• _PAGE EXTRACT_
========================
SO, THE OCGA IS A WORK AUTHORED BY THE LEGISLATURE IN THE COURSE OF ITS LEGISLATIVE DUTIES?

In a nutshell, yes.  The statutory annotations in the OCGA do not carry the force of law, but the Court said that doesn't matter.  The government edicts doctrine is a two-part inquiry: (1) Was the work created by a judge or legislator? (2) Was it created in the course of his or her judicial or legislative duties?  If the answer to both is yes, the work is not copyrightable.  That's it.

Even the answers to those questions, however, come with some debate in this case.  As to the first question, the majority held that the Commission was the "author" of the annotations under copyright law, and the Commission functioned as an arm of the Georgia Legislature in producing them—ergo, the author is the legislature.  The Court listed its reasons for reaching this conclusion, including:

  • The Commission is created by the legislature, for the legislature, and consists largely of legislators. 
  • The Commission receives funding and staff designated by law for the legislative branch. 
  • The annotations the Commission creates are approved by the legislature before being “merged” with the statutory text and published in the official code alongside that text at the legislature’s direction.
  • The Georgia Supreme Court held that, under the Georgia Constitution, “the work of the Commission; i.e., selecting a publisher and contracting for and supervising the codification of the laws enacted by the General Assembly, including court interpretations thereof, is within the sphere of legislative authority.”

As to the second question—were the annotations created in the course of legislative duties—the majority said "yes."  The Commission’s preparation of the annotations is, under Georgia law, an act of “legislative authority,” and the annotations provide commentary and resources that the legislature has deemed relevant to understanding its laws.  The Court's justification for this conclusion relied heavily on the 1888 Banks decision, which held that the "statement of the case" and the "syllabus or head note" prepared by judges fall within the “work they perform in their capacity as judges,” even though those sections are not part of the judicial ruling itself.  In other words, the work doesn't have to have the force of law, just done in an official judicial or legislative capacity.

WHAT ELSE DID GEORGIA ARGUE IN RESPONSE?

Several things, some of which I'll touch on briefly here given that the arguments were all rejected.  First, Section 101 of the Copyright Act specifically lists "annotations" among the kinds of works eligible for copyright protection.  Roberts nevertheless countered that the provision refers only to "annotations . . . which . . . represent an original work of authorship."  Under the government edicts doctrine, legislators producing works in their official capacity ARE NOT authors.  Therein endith the discussion.
========================
• _REQUIREMENTS_
a - Transcribe the commentary on the OCGA copyright ruling from "As to the second" to "or legislative capacity.".
b - Write the next part of the commentary on the OCGA copyright ruling, picking up after its last sentence.

• _DATA SECTION_
========================
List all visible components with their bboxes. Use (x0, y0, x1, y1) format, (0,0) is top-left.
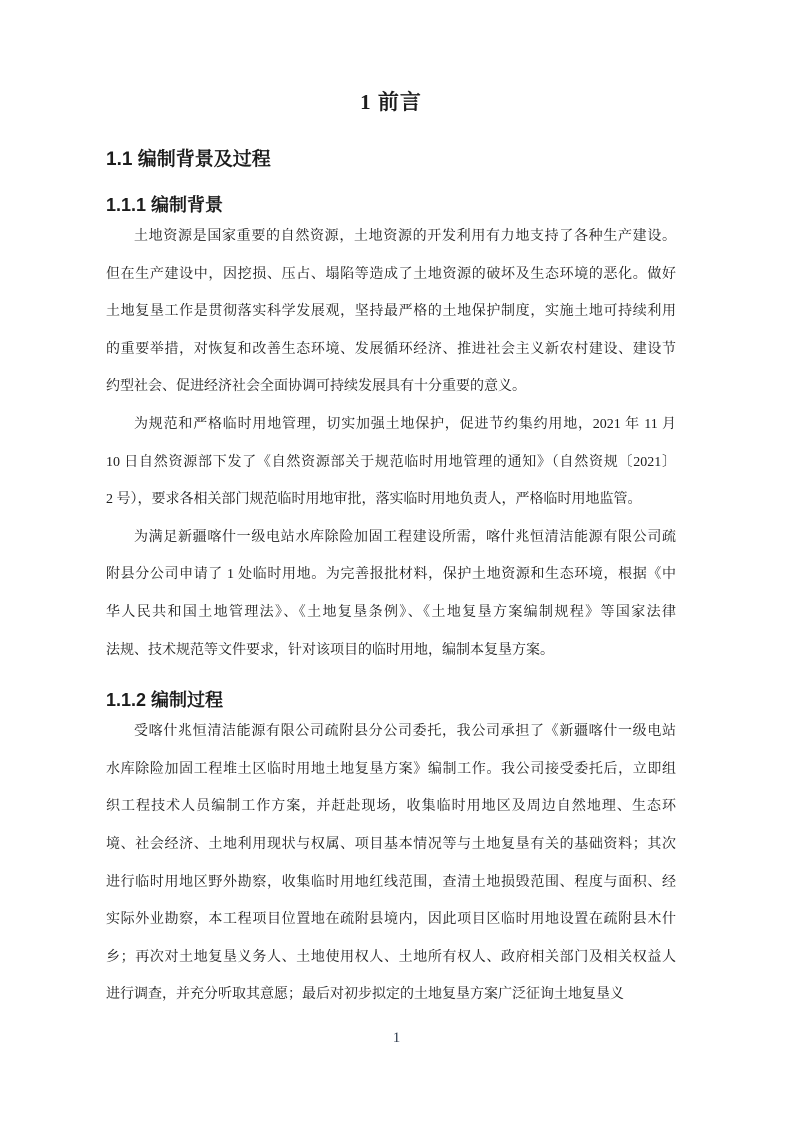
========================
• _ANSWERS TO EACH TASK_
a -
As to the second question—were the annotations created in the course of legislative duties—the majority said "yes."  The Commission’s preparation of the annotations is, under Georgia law, an act of “legislative authority,” and the annotations provide commentary and resources that the legislature has deemed relevant to understanding its laws.  The Court's justification for this conclusion relied heavily on the 1888 Banks decision, which held that the "statement of the case" and the "syllabus or head note" prepared by judges fall within the “work they perform in their capacity as judges,” even though those sections are not part of the judicial ruling itself.  In other words, the work doesn't have to have the force of law, just done in an official judicial or legislative capacity.

b -
Second, the Copyright Act explicitly excludes from copyright protection works prepared by federal government officials, with no similar rule for state officials. Georgia argued, therefore, that Congress did not intend the government edicts doctrine to apply to States.  But the Court dismissed this argument because that provision regarding federal government works is much broader than the government edicts doctrine and, thus, does not suggest an intent to displace the narrower doctrine with respect to the States.

Third, Georgia argued that the Compendium of U.S. Copyright Office Practices reflected the official position of the Copyright Office that the annotations must have the force of law to be uncopyrightable.  The Court disagreed once again, noting that the Compendium is a non-binding administrative manual that must only be followed to the extent it has the "power to persuade," and in any event it was largely consistent with the Court's position and any guidance arguably contradicting Supreme Court precedent was unpersuasive.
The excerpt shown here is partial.